# [Task goal]
Reproduce each line that includes the word "icon".
───── Entries supplied
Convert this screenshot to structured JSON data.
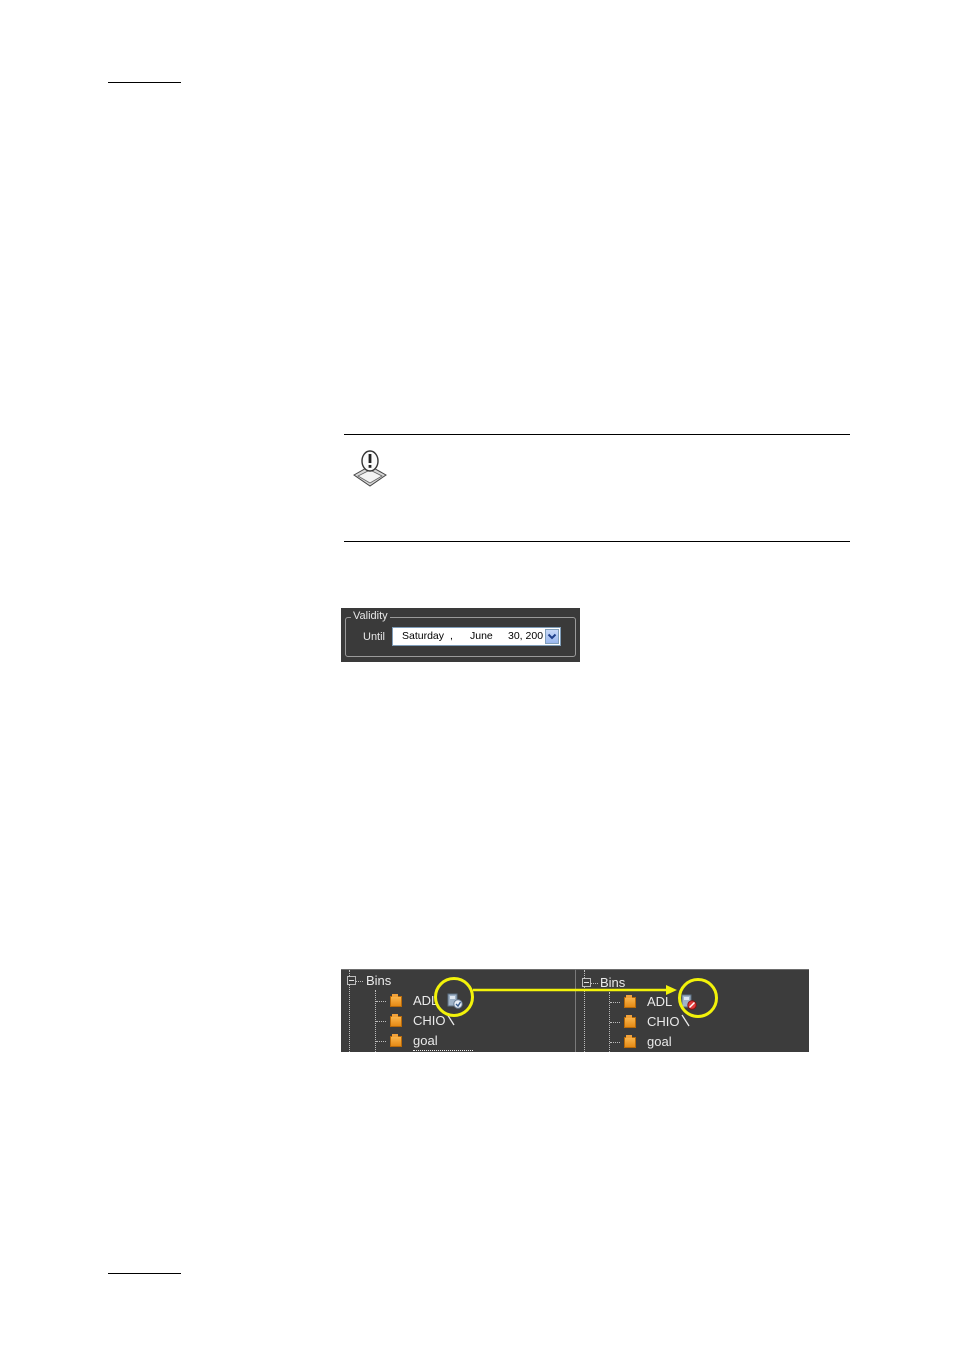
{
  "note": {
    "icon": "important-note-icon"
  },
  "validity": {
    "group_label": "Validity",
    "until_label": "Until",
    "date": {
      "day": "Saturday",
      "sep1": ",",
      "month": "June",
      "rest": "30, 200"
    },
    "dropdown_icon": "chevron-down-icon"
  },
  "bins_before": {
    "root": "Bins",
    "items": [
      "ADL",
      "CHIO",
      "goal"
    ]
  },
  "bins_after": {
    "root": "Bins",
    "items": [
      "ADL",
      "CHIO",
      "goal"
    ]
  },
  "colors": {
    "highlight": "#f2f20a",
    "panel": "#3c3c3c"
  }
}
──────────
# [Written solution]
    "icon": "important-note-icon"
    "dropdown_icon": "chevron-down-icon"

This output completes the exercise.